◆ **Directions for this task**:
Reproduce exactly the lines beginning with the line that contains "Give me the" and ending at the final line of the material below.

[Data entries for graphics]
============

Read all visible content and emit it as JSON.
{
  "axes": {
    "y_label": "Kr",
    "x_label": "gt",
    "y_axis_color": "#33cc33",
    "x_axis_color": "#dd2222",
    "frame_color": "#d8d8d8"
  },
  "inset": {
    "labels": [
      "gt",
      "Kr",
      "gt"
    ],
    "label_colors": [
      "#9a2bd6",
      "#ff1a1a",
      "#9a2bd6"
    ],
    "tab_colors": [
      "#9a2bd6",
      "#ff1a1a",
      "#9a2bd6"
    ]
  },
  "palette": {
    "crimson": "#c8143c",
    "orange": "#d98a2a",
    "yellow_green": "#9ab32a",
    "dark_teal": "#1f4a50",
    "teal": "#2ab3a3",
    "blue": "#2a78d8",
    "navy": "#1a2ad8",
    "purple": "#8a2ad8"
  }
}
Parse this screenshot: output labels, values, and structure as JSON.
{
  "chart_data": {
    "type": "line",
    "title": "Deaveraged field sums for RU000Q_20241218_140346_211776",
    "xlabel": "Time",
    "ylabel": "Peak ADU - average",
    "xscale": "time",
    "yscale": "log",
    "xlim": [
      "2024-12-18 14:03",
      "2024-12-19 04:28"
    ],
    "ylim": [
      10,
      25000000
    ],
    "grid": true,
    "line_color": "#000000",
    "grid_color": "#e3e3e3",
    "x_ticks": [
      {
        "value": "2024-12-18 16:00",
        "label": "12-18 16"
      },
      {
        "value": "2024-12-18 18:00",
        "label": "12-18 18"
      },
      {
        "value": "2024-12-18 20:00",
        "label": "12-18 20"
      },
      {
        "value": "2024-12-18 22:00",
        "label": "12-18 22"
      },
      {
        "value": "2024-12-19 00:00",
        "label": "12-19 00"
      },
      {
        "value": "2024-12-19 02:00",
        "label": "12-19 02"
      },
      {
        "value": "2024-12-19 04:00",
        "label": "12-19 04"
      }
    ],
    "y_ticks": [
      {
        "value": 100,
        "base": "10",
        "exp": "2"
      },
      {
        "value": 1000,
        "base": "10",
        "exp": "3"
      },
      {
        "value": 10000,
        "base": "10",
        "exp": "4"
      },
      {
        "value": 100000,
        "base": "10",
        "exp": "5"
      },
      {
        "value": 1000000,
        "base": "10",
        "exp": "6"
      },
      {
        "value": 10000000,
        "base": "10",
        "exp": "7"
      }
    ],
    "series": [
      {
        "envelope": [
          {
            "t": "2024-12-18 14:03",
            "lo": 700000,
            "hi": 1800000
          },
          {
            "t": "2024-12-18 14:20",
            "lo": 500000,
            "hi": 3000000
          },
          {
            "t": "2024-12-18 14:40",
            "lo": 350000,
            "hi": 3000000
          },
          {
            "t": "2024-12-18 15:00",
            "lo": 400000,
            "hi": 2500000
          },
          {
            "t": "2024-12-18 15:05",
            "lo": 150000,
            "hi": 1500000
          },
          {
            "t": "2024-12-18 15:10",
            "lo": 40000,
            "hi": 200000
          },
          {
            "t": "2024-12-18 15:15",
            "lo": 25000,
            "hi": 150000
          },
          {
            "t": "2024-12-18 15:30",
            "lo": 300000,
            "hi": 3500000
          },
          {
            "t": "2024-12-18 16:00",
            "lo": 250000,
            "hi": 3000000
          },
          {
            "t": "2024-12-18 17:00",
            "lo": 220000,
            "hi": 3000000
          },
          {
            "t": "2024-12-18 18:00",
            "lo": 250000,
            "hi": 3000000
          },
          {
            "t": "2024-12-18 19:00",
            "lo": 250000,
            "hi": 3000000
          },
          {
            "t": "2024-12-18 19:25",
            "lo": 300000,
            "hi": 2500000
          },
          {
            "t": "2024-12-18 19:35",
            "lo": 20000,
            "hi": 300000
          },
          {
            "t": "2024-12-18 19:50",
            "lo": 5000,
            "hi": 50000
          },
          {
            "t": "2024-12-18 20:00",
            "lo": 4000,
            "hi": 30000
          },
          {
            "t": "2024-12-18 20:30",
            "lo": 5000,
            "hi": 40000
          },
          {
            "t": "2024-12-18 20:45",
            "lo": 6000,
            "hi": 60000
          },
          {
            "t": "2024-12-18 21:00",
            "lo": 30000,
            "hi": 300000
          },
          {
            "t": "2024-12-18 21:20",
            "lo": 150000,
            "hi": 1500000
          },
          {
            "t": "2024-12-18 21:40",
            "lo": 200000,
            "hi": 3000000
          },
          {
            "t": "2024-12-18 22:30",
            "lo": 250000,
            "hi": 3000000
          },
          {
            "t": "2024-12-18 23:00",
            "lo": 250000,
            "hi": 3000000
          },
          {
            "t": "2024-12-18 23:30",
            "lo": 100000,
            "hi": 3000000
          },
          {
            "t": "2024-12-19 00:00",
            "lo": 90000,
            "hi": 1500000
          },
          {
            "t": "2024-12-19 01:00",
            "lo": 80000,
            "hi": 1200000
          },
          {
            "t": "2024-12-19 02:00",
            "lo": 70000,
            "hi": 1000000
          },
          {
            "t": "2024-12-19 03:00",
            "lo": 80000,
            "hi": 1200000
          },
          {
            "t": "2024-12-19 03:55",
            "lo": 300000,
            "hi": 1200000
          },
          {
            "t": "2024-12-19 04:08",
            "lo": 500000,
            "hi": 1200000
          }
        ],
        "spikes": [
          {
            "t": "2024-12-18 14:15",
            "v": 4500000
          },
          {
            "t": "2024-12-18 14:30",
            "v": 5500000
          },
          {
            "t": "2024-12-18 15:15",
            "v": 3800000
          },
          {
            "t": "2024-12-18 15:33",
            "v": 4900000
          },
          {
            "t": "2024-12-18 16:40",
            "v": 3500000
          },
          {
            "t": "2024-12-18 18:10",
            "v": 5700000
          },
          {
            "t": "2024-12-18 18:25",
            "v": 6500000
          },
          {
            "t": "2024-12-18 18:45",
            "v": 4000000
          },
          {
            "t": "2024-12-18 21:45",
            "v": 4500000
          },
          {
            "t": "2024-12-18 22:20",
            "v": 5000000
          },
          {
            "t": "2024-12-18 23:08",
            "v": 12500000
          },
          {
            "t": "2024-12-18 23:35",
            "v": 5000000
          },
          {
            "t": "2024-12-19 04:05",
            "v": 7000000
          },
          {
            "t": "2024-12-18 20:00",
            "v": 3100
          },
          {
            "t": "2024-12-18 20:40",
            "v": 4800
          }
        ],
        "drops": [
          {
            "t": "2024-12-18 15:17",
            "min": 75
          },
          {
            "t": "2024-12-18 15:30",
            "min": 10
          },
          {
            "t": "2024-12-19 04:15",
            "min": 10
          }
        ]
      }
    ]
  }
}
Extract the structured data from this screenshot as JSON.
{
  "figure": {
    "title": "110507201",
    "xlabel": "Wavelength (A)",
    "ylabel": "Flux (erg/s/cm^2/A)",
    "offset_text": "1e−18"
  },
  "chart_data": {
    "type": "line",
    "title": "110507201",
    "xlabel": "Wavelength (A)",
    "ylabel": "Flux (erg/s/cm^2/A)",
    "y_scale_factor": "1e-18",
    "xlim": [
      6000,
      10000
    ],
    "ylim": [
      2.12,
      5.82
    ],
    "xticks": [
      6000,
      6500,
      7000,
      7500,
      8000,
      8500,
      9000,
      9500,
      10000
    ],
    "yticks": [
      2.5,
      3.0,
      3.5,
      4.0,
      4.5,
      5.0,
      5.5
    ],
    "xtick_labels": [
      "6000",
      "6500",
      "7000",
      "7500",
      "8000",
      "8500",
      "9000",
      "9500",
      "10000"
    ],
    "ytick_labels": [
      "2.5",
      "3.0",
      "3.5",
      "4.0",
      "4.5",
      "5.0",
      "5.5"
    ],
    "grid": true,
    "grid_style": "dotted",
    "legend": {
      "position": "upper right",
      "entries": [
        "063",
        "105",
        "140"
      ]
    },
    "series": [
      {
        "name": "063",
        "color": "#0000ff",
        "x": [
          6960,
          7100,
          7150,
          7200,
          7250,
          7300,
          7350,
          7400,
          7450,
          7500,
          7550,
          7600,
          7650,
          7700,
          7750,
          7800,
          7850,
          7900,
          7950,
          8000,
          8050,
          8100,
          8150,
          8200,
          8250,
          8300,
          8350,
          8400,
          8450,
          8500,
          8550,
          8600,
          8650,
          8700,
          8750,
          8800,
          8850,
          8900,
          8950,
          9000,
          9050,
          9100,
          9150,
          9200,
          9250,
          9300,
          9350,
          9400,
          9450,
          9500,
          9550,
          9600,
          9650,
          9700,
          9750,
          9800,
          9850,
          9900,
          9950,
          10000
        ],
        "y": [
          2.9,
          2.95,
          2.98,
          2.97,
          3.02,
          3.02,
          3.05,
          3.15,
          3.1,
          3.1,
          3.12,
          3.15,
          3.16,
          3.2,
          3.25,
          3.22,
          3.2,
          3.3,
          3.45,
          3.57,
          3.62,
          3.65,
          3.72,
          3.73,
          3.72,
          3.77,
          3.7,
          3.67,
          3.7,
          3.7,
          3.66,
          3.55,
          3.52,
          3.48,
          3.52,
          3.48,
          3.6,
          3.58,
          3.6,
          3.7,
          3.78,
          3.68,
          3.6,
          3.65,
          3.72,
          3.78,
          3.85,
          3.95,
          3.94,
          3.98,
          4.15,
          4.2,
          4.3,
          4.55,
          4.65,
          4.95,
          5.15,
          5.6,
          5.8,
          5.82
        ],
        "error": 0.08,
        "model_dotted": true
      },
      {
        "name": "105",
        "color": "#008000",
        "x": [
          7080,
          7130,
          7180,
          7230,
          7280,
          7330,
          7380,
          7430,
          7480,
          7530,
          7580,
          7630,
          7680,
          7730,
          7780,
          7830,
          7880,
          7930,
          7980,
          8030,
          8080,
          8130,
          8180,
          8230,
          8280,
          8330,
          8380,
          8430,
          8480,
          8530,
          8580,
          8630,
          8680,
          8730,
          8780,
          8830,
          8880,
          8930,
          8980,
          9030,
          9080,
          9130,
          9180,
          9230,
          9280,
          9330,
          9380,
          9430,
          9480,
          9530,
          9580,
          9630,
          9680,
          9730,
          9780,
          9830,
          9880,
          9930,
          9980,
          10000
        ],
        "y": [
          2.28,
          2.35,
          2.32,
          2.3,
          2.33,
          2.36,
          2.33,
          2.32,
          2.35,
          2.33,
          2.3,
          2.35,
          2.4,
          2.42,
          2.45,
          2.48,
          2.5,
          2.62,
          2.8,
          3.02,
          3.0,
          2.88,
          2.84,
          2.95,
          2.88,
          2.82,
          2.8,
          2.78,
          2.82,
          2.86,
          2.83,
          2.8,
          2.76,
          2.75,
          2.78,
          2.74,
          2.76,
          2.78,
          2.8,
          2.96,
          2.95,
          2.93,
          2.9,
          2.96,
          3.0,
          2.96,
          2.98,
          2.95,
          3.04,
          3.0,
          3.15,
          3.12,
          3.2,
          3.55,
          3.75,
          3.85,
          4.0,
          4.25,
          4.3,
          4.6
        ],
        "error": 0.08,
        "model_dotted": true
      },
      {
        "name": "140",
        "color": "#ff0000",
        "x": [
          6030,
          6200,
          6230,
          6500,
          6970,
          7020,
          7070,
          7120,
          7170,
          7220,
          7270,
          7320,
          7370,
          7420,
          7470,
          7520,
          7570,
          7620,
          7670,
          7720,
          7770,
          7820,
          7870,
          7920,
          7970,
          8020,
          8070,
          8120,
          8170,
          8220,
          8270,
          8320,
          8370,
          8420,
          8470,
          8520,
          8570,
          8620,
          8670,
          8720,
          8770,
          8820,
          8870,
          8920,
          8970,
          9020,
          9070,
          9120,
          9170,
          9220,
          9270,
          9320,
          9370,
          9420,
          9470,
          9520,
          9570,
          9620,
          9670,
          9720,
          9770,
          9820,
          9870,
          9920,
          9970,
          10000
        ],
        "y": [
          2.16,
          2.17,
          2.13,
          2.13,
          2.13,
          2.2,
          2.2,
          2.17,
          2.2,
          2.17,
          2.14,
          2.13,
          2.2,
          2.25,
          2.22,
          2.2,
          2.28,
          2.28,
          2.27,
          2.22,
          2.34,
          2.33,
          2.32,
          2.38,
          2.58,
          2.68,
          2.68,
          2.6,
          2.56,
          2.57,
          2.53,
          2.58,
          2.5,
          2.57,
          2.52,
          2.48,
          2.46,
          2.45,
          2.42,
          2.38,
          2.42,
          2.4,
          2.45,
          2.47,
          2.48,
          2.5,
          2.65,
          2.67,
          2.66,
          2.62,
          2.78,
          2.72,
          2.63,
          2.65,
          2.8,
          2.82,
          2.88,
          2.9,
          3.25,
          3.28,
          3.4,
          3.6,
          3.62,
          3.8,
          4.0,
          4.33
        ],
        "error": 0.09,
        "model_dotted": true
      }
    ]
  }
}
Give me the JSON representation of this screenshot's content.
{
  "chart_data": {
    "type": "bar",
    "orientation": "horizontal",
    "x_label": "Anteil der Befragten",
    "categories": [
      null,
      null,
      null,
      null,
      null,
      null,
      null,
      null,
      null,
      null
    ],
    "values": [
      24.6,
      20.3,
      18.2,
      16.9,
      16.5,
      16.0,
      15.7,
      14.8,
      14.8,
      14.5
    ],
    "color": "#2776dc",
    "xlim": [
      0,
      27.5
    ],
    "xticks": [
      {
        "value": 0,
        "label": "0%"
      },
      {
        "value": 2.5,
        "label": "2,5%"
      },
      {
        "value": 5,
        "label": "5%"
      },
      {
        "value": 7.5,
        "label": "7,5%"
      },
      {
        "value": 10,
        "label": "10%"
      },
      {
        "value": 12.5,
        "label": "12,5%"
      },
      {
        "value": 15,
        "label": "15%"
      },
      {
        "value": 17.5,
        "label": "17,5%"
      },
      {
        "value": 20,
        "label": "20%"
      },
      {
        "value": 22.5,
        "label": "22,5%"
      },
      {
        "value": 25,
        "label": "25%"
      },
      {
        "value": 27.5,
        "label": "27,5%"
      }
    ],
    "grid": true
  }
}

============

◆ **Final answer**:
Give me the JSON representation of this screenshot's content.
{
  "chart_data": {
    "type": "bar",
    "orientation": "horizontal",
    "x_label": "Anteil der Befragten",
    "categories": [
      null,
      null,
      null,
      null,
      null,
      null,
      null,
      null,
      null,
      null
    ],
    "values": [
      24.6,
      20.3,
      18.2,
      16.9,
      16.5,
      16.0,
      15.7,
      14.8,
      14.8,
      14.5
    ],
    "color": "#2776dc",
    "xlim": [
      0,
      27.5
    ],
    "xticks": [
      {
        "value": 0,
        "label": "0%"
      },
      {
        "value": 2.5,
        "label": "2,5%"
      },
      {
        "value": 5,
        "label": "5%"
      },
      {
        "value": 7.5,
        "label": "7,5%"
      },
      {
        "value": 10,
        "label": "10%"
      },
      {
        "value": 12.5,
        "label": "12,5%"
      },
      {
        "value": 15,
        "label": "15%"
      },
      {
        "value": 17.5,
        "label": "17,5%"
      },
      {
        "value": 20,
        "label": "20%"
      },
      {
        "value": 22.5,
        "label": "22,5%"
      },
      {
        "value": 25,
        "label": "25%"
      },
      {
        "value": 27.5,
        "label": "27,5%"
      }
    ],
    "grid": true
  }
}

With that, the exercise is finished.